Exercise input -
+ + + + + + +
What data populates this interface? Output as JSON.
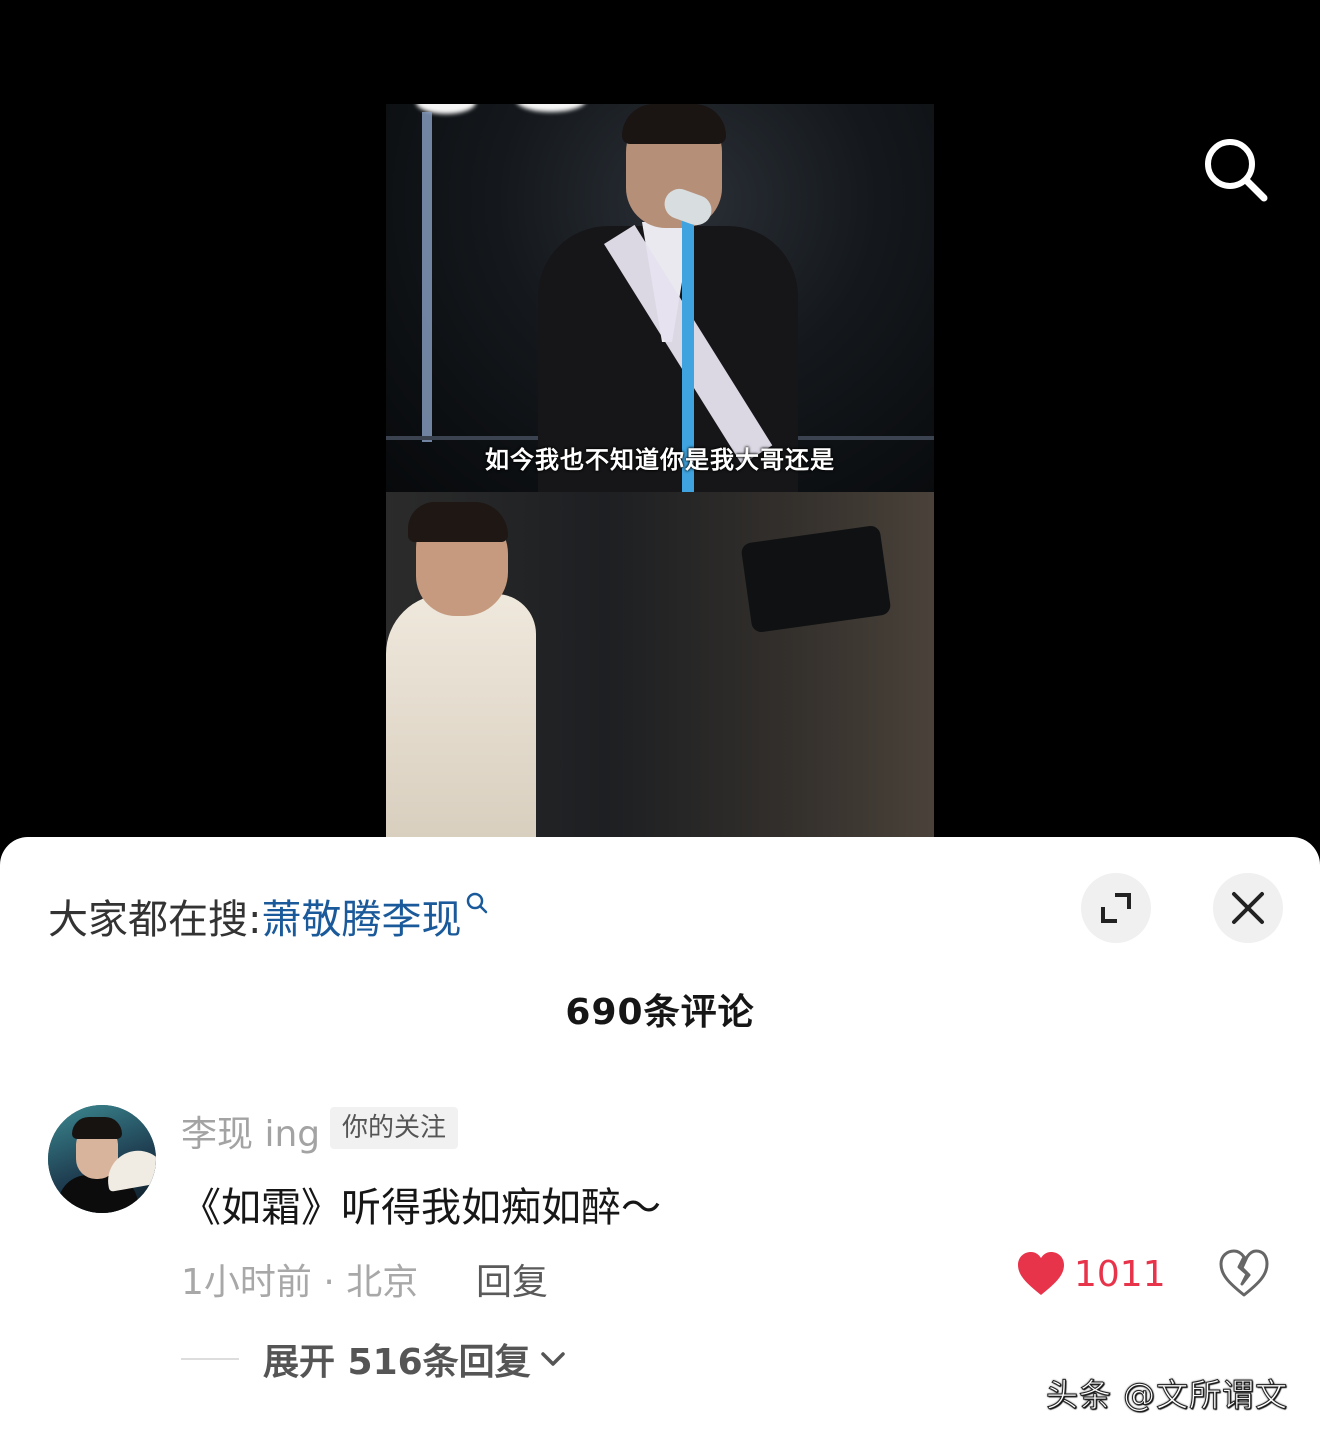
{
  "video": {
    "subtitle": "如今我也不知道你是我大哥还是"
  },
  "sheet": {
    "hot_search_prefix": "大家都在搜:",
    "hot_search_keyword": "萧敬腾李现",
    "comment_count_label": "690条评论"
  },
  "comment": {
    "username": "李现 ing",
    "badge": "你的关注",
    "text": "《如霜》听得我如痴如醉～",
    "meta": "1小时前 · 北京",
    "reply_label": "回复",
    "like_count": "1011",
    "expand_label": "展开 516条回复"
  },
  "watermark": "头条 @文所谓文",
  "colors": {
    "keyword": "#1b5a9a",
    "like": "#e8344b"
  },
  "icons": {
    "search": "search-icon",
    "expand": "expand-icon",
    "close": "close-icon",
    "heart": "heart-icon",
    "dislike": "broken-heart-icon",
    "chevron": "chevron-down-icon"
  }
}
+ + + + + + +
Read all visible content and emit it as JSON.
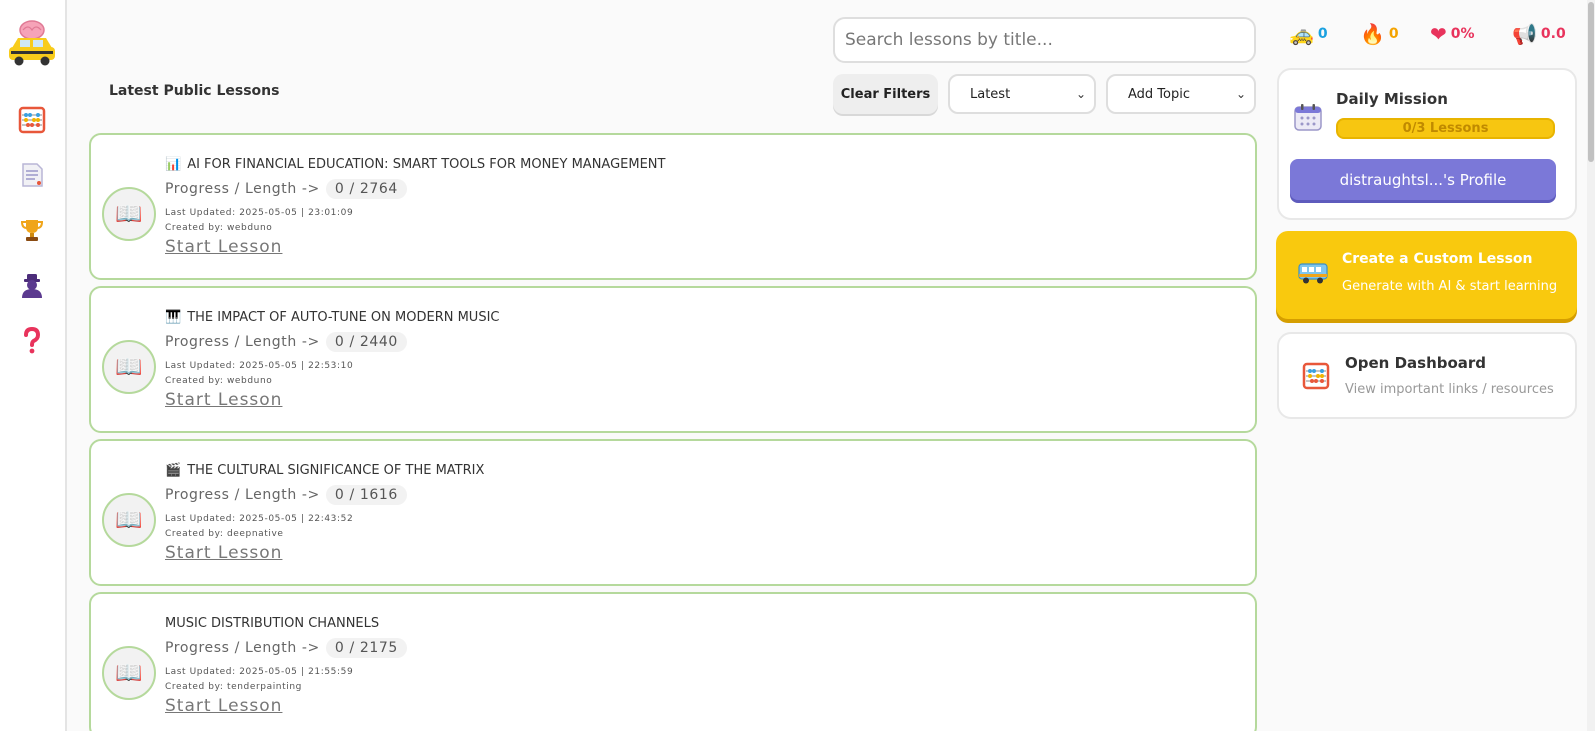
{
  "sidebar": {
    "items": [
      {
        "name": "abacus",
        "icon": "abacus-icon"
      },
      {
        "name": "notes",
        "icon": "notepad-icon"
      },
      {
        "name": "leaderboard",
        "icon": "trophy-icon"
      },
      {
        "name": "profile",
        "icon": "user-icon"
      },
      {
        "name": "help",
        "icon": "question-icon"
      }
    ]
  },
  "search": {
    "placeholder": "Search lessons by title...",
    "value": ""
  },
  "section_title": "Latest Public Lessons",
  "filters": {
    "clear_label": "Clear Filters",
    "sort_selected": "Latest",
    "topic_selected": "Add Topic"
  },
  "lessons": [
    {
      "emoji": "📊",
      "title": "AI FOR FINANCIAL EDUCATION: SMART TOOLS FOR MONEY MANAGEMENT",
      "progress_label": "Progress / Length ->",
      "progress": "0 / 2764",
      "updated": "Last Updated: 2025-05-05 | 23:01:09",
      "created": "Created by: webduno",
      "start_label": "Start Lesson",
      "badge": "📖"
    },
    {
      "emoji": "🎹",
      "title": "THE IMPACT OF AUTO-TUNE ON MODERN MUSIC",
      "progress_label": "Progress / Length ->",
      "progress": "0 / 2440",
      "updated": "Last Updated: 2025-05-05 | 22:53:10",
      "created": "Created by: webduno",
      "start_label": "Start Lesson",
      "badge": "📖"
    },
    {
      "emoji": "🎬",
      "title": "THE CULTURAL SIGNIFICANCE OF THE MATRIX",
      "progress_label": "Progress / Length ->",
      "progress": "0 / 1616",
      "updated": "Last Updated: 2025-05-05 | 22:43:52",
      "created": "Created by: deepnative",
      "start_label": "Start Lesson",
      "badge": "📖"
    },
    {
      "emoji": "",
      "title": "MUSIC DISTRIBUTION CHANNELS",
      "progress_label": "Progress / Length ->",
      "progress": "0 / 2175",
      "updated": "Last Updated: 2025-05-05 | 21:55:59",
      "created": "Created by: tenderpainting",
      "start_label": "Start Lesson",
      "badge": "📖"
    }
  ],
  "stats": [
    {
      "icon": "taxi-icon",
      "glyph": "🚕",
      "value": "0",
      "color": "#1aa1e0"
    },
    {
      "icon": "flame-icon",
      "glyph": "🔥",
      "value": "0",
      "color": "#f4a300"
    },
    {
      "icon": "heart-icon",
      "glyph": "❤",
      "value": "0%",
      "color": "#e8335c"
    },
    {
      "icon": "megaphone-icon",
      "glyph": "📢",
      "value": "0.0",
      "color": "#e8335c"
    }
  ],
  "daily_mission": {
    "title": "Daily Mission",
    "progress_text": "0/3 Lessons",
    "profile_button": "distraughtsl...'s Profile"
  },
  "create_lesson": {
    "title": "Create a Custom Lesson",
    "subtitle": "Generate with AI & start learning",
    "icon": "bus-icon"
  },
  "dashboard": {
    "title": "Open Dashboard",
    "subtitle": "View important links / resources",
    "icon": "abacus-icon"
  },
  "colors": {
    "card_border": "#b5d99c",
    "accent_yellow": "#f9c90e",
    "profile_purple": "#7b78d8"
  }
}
+ + + + + + +
Where a line in the entries holds "JSON", copy that line.

What data populates this interface? Output as JSON.
Read all visible content and emit it as JSON.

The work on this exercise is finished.